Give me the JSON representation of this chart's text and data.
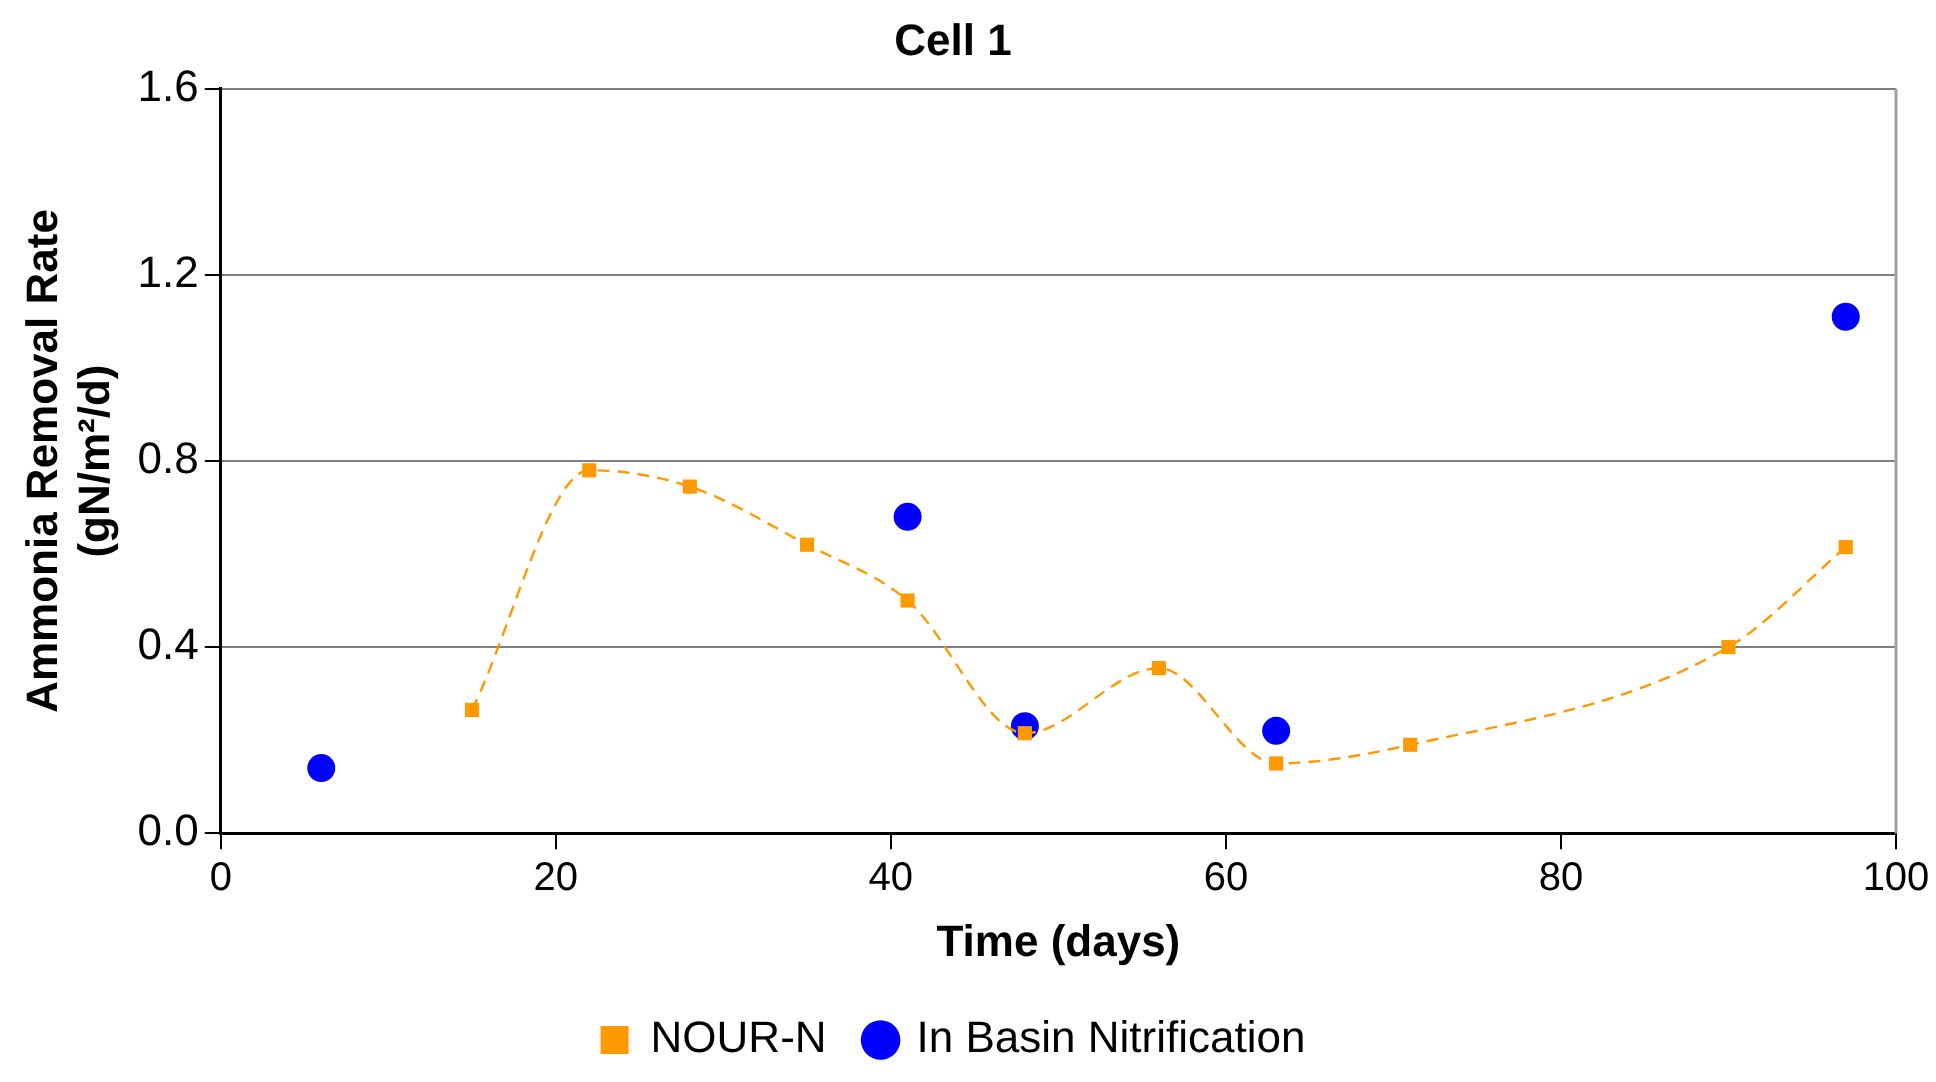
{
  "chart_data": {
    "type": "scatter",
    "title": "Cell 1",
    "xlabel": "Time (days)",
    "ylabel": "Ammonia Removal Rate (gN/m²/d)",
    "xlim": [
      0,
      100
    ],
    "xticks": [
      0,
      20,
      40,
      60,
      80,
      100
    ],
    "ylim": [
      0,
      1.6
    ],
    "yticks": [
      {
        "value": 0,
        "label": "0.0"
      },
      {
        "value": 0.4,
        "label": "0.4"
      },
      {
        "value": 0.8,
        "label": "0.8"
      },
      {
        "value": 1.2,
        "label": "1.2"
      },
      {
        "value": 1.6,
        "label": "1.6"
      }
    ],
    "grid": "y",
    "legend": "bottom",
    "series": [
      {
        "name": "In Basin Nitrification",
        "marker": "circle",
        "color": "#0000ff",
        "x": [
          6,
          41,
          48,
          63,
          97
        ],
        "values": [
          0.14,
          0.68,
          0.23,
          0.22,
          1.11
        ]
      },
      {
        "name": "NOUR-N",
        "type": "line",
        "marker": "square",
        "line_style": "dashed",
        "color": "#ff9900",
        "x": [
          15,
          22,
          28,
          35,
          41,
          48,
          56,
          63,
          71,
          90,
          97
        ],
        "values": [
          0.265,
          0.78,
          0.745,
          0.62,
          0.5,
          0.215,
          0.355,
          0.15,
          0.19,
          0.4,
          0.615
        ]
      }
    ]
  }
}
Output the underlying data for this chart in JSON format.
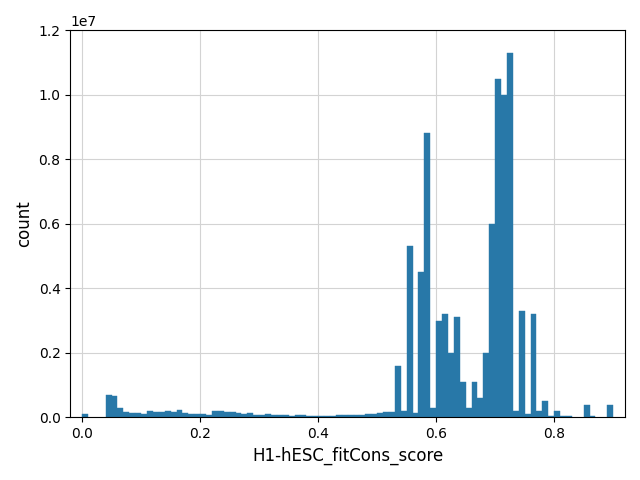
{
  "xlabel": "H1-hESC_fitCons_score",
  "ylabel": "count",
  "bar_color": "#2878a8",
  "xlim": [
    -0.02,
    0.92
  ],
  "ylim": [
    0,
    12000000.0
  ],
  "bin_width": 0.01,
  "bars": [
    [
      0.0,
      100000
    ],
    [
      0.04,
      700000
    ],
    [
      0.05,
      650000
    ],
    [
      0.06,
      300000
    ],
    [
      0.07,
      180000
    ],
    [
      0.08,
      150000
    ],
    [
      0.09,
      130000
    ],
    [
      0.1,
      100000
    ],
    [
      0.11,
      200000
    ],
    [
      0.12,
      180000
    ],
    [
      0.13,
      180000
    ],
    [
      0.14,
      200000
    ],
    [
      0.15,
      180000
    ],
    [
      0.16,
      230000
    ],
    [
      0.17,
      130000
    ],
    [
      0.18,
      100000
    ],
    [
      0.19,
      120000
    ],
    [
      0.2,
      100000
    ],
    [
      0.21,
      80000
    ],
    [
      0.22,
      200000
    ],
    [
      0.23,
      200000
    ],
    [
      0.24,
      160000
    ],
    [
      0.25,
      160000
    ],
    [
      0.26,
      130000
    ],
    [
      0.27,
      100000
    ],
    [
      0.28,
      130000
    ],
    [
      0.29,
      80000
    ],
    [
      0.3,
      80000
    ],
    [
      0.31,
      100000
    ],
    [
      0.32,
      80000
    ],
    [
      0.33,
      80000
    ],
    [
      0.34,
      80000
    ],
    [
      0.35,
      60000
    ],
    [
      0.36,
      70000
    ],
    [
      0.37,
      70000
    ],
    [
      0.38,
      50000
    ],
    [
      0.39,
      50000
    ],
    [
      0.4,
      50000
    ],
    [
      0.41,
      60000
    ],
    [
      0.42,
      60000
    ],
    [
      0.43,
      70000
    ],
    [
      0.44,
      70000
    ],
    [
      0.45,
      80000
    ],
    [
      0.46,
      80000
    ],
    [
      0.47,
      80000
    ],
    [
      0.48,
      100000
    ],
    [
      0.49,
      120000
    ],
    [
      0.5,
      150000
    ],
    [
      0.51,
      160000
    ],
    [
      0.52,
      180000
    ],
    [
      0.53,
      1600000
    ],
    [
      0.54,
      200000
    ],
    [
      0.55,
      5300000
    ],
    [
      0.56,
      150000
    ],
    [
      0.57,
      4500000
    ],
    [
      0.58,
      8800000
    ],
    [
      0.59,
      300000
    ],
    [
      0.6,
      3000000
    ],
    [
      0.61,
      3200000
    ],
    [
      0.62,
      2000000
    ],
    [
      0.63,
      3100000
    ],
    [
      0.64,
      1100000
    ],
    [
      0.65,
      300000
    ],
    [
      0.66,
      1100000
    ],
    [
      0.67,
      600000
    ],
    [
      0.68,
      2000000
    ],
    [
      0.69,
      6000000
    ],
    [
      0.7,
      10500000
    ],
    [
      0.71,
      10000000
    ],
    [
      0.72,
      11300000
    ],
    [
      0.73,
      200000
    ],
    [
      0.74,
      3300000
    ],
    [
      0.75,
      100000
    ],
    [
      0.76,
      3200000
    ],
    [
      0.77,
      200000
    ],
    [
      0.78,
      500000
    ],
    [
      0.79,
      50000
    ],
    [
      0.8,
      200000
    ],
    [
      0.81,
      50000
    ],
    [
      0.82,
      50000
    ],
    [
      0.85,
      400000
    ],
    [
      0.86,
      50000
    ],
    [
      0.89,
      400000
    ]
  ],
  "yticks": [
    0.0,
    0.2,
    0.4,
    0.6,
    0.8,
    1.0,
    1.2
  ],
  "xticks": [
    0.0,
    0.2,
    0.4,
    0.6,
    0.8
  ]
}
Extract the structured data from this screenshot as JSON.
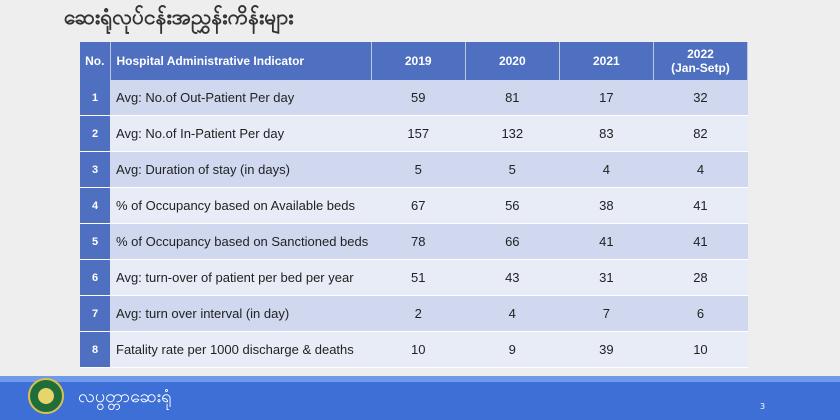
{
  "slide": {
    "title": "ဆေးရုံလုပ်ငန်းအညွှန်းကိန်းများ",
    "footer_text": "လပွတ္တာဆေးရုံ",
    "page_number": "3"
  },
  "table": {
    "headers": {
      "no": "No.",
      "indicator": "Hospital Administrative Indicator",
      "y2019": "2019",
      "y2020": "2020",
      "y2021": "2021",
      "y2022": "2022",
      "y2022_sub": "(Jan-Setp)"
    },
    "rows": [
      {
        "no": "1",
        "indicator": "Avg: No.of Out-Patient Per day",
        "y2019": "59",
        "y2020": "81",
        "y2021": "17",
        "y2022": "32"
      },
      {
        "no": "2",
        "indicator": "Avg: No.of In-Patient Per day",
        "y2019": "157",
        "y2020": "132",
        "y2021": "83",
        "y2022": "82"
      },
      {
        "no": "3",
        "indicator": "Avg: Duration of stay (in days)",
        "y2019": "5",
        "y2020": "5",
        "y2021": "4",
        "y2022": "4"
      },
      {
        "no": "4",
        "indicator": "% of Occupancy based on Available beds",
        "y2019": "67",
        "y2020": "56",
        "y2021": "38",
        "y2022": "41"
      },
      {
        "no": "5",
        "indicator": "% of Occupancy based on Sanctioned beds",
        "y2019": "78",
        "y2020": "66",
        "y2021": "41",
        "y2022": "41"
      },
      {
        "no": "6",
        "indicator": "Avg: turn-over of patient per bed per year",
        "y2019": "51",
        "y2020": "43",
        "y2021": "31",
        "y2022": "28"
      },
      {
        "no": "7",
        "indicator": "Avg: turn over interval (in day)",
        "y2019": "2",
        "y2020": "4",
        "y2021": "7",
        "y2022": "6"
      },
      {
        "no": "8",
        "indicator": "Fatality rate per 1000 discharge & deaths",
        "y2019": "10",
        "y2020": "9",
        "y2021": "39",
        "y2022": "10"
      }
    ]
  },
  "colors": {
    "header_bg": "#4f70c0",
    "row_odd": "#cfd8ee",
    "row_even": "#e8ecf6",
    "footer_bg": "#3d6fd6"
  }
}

··········

Your copy should repeat each entry above exactly but contain no pictures.

Give me the JSON representation of this chart's text and data.
{
  "chart_data": {
    "type": "scatter",
    "title": "Cell 1",
    "xlabel": "Time (days)",
    "ylabel": "Ammonia Removal Rate (gN/m²/d)",
    "xlim": [
      0,
      100
    ],
    "xticks": [
      0,
      20,
      40,
      60,
      80,
      100
    ],
    "ylim": [
      0,
      1.6
    ],
    "yticks": [
      {
        "value": 0,
        "label": "0.0"
      },
      {
        "value": 0.4,
        "label": "0.4"
      },
      {
        "value": 0.8,
        "label": "0.8"
      },
      {
        "value": 1.2,
        "label": "1.2"
      },
      {
        "value": 1.6,
        "label": "1.6"
      }
    ],
    "grid": "y",
    "legend": "bottom",
    "series": [
      {
        "name": "In Basin Nitrification",
        "marker": "circle",
        "color": "#0000ff",
        "x": [
          6,
          41,
          48,
          63,
          97
        ],
        "values": [
          0.14,
          0.68,
          0.23,
          0.22,
          1.11
        ]
      },
      {
        "name": "NOUR-N",
        "type": "line",
        "marker": "square",
        "line_style": "dashed",
        "color": "#ff9900",
        "x": [
          15,
          22,
          28,
          35,
          41,
          48,
          56,
          63,
          71,
          90,
          97
        ],
        "values": [
          0.265,
          0.78,
          0.745,
          0.62,
          0.5,
          0.215,
          0.355,
          0.15,
          0.19,
          0.4,
          0.615
        ]
      }
    ]
  }
}
Output the underlying data for this chart in JSON format.
{
  "xlabel": "H1-hESC_fitCons_score",
  "ylabel": "count",
  "bar_color": "#2878a8",
  "xlim": [
    -0.02,
    0.92
  ],
  "ylim": [
    0,
    12000000.0
  ],
  "bin_width": 0.01,
  "bars": [
    [
      0.0,
      100000
    ],
    [
      0.04,
      700000
    ],
    [
      0.05,
      650000
    ],
    [
      0.06,
      300000
    ],
    [
      0.07,
      180000
    ],
    [
      0.08,
      150000
    ],
    [
      0.09,
      130000
    ],
    [
      0.1,
      100000
    ],
    [
      0.11,
      200000
    ],
    [
      0.12,
      180000
    ],
    [
      0.13,
      180000
    ],
    [
      0.14,
      200000
    ],
    [
      0.15,
      180000
    ],
    [
      0.16,
      230000
    ],
    [
      0.17,
      130000
    ],
    [
      0.18,
      100000
    ],
    [
      0.19,
      120000
    ],
    [
      0.2,
      100000
    ],
    [
      0.21,
      80000
    ],
    [
      0.22,
      200000
    ],
    [
      0.23,
      200000
    ],
    [
      0.24,
      160000
    ],
    [
      0.25,
      160000
    ],
    [
      0.26,
      130000
    ],
    [
      0.27,
      100000
    ],
    [
      0.28,
      130000
    ],
    [
      0.29,
      80000
    ],
    [
      0.3,
      80000
    ],
    [
      0.31,
      100000
    ],
    [
      0.32,
      80000
    ],
    [
      0.33,
      80000
    ],
    [
      0.34,
      80000
    ],
    [
      0.35,
      60000
    ],
    [
      0.36,
      70000
    ],
    [
      0.37,
      70000
    ],
    [
      0.38,
      50000
    ],
    [
      0.39,
      50000
    ],
    [
      0.4,
      50000
    ],
    [
      0.41,
      60000
    ],
    [
      0.42,
      60000
    ],
    [
      0.43,
      70000
    ],
    [
      0.44,
      70000
    ],
    [
      0.45,
      80000
    ],
    [
      0.46,
      80000
    ],
    [
      0.47,
      80000
    ],
    [
      0.48,
      100000
    ],
    [
      0.49,
      120000
    ],
    [
      0.5,
      150000
    ],
    [
      0.51,
      160000
    ],
    [
      0.52,
      180000
    ],
    [
      0.53,
      1600000
    ],
    [
      0.54,
      200000
    ],
    [
      0.55,
      5300000
    ],
    [
      0.56,
      150000
    ],
    [
      0.57,
      4500000
    ],
    [
      0.58,
      8800000
    ],
    [
      0.59,
      300000
    ],
    [
      0.6,
      3000000
    ],
    [
      0.61,
      3200000
    ],
    [
      0.62,
      2000000
    ],
    [
      0.63,
      3100000
    ],
    [
      0.64,
      1100000
    ],
    [
      0.65,
      300000
    ],
    [
      0.66,
      1100000
    ],
    [
      0.67,
      600000
    ],
    [
      0.68,
      2000000
    ],
    [
      0.69,
      6000000
    ],
    [
      0.7,
      10500000
    ],
    [
      0.71,
      10000000
    ],
    [
      0.72,
      11300000
    ],
    [
      0.73,
      200000
    ],
    [
      0.74,
      3300000
    ],
    [
      0.75,
      100000
    ],
    [
      0.76,
      3200000
    ],
    [
      0.77,
      200000
    ],
    [
      0.78,
      500000
    ],
    [
      0.79,
      50000
    ],
    [
      0.8,
      200000
    ],
    [
      0.81,
      50000
    ],
    [
      0.82,
      50000
    ],
    [
      0.85,
      400000
    ],
    [
      0.86,
      50000
    ],
    [
      0.89,
      400000
    ]
  ],
  "yticks": [
    0.0,
    0.2,
    0.4,
    0.6,
    0.8,
    1.0,
    1.2
  ],
  "xticks": [
    0.0,
    0.2,
    0.4,
    0.6,
    0.8
  ]
}
Extract the structured data from this screenshot as JSON.
{
  "slide": {
    "title": "ဆေးရုံလုပ်ငန်းအညွှန်းကိန်းများ",
    "footer_text": "လပွတ္တာဆေးရုံ",
    "page_number": "3"
  },
  "table": {
    "headers": {
      "no": "No.",
      "indicator": "Hospital Administrative Indicator",
      "y2019": "2019",
      "y2020": "2020",
      "y2021": "2021",
      "y2022": "2022",
      "y2022_sub": "(Jan-Setp)"
    },
    "rows": [
      {
        "no": "1",
        "indicator": "Avg: No.of Out-Patient Per day",
        "y2019": "59",
        "y2020": "81",
        "y2021": "17",
        "y2022": "32"
      },
      {
        "no": "2",
        "indicator": "Avg: No.of In-Patient Per day",
        "y2019": "157",
        "y2020": "132",
        "y2021": "83",
        "y2022": "82"
      },
      {
        "no": "3",
        "indicator": "Avg: Duration of stay (in days)",
        "y2019": "5",
        "y2020": "5",
        "y2021": "4",
        "y2022": "4"
      },
      {
        "no": "4",
        "indicator": "% of Occupancy based on Available beds",
        "y2019": "67",
        "y2020": "56",
        "y2021": "38",
        "y2022": "41"
      },
      {
        "no": "5",
        "indicator": "% of Occupancy based on Sanctioned beds",
        "y2019": "78",
        "y2020": "66",
        "y2021": "41",
        "y2022": "41"
      },
      {
        "no": "6",
        "indicator": "Avg: turn-over of patient per bed per year",
        "y2019": "51",
        "y2020": "43",
        "y2021": "31",
        "y2022": "28"
      },
      {
        "no": "7",
        "indicator": "Avg: turn over interval (in day)",
        "y2019": "2",
        "y2020": "4",
        "y2021": "7",
        "y2022": "6"
      },
      {
        "no": "8",
        "indicator": "Fatality rate per 1000 discharge & deaths",
        "y2019": "10",
        "y2020": "9",
        "y2021": "39",
        "y2022": "10"
      }
    ]
  },
  "colors": {
    "header_bg": "#4f70c0",
    "row_odd": "#cfd8ee",
    "row_even": "#e8ecf6",
    "footer_bg": "#3d6fd6"
  }
}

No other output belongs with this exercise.